== TASK ==
Leaving out the pictures, retype all the material exactly.

== MATERIAL FOR THIS EXERCISE ==
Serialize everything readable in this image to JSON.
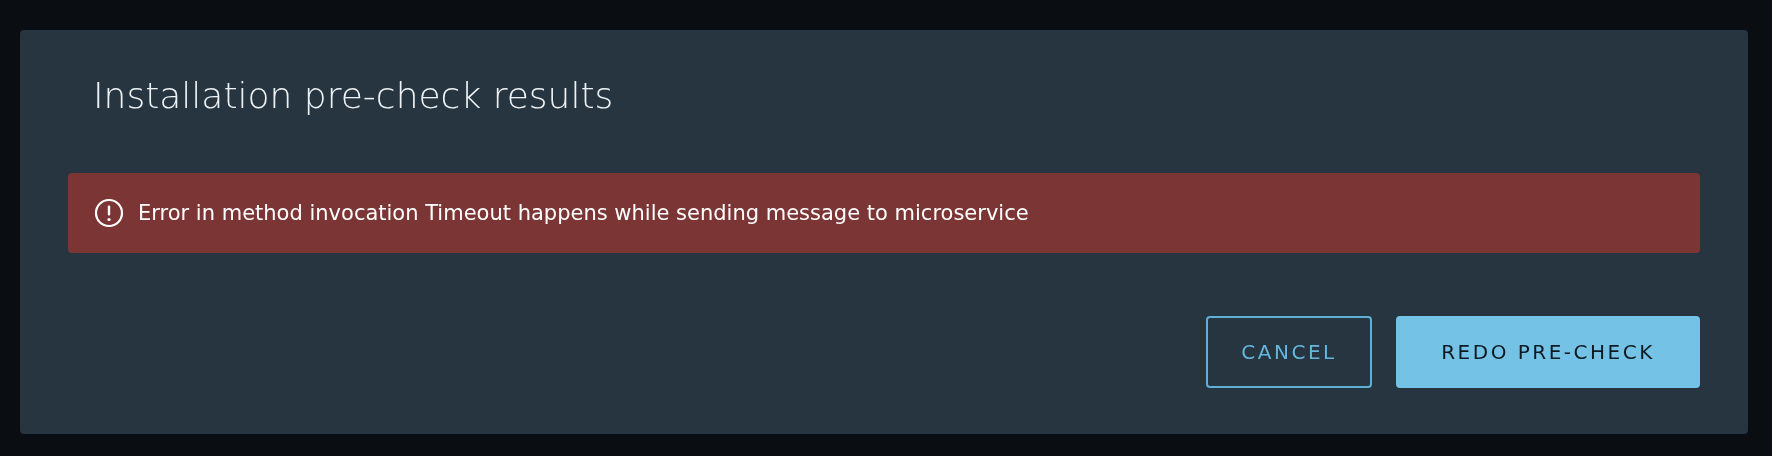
{
  "dialog": {
    "title": "Installation pre-check results",
    "alert": {
      "kind": "error",
      "message": "Error in method invocation Timeout happens while sending message to microservice"
    },
    "buttons": [
      {
        "label": "CANCEL",
        "kind": "outline"
      },
      {
        "label": "REDO PRE-CHECK",
        "kind": "primary"
      }
    ]
  }
}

== TASK RESULT ==
Serialize everything readable in this image to JSON.
{
  "dialog": {
    "title": "Installation pre-check results",
    "alert": {
      "kind": "error",
      "message": "Error in method invocation Timeout happens while sending message to microservice"
    },
    "buttons": [
      {
        "label": "CANCEL",
        "kind": "outline"
      },
      {
        "label": "REDO PRE-CHECK",
        "kind": "primary"
      }
    ]
  }
}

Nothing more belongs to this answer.